[Part of a data file]
──────
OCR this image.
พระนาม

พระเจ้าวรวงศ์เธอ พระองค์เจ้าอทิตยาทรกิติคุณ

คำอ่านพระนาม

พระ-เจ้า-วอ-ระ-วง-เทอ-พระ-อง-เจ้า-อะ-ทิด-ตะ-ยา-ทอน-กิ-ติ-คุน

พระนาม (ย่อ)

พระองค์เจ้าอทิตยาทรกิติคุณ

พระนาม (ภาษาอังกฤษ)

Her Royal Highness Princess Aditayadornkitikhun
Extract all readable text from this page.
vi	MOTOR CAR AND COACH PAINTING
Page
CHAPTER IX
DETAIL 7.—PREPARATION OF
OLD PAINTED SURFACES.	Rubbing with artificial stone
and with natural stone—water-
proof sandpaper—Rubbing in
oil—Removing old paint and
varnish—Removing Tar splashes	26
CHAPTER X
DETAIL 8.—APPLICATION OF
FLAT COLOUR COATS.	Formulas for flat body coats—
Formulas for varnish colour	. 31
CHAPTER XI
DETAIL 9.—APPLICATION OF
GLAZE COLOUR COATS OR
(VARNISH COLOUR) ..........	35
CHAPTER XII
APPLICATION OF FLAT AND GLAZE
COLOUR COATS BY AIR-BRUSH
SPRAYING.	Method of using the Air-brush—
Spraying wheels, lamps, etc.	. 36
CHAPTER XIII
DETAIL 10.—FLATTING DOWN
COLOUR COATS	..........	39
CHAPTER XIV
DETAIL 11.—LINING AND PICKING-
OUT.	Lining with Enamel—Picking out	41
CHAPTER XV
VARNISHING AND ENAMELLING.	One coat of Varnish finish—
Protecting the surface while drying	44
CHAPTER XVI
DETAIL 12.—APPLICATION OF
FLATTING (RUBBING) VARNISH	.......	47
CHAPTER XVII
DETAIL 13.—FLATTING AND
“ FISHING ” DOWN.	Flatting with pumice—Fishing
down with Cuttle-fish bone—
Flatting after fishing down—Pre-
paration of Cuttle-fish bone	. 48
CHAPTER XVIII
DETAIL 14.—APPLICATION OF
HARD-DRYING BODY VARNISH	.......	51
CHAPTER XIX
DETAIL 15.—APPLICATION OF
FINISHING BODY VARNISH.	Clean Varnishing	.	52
──────
**GOAL**
Lines containing the word "COATS" must all be returned from the material above.

**SOLUTION TO THIS TASK**
FLAT COLOUR COATS.	Formulas for flat body coats—
GLAZE COLOUR COATS OR
COLOUR COATS BY AIR-BRUSH
COLOUR COATS	..........	39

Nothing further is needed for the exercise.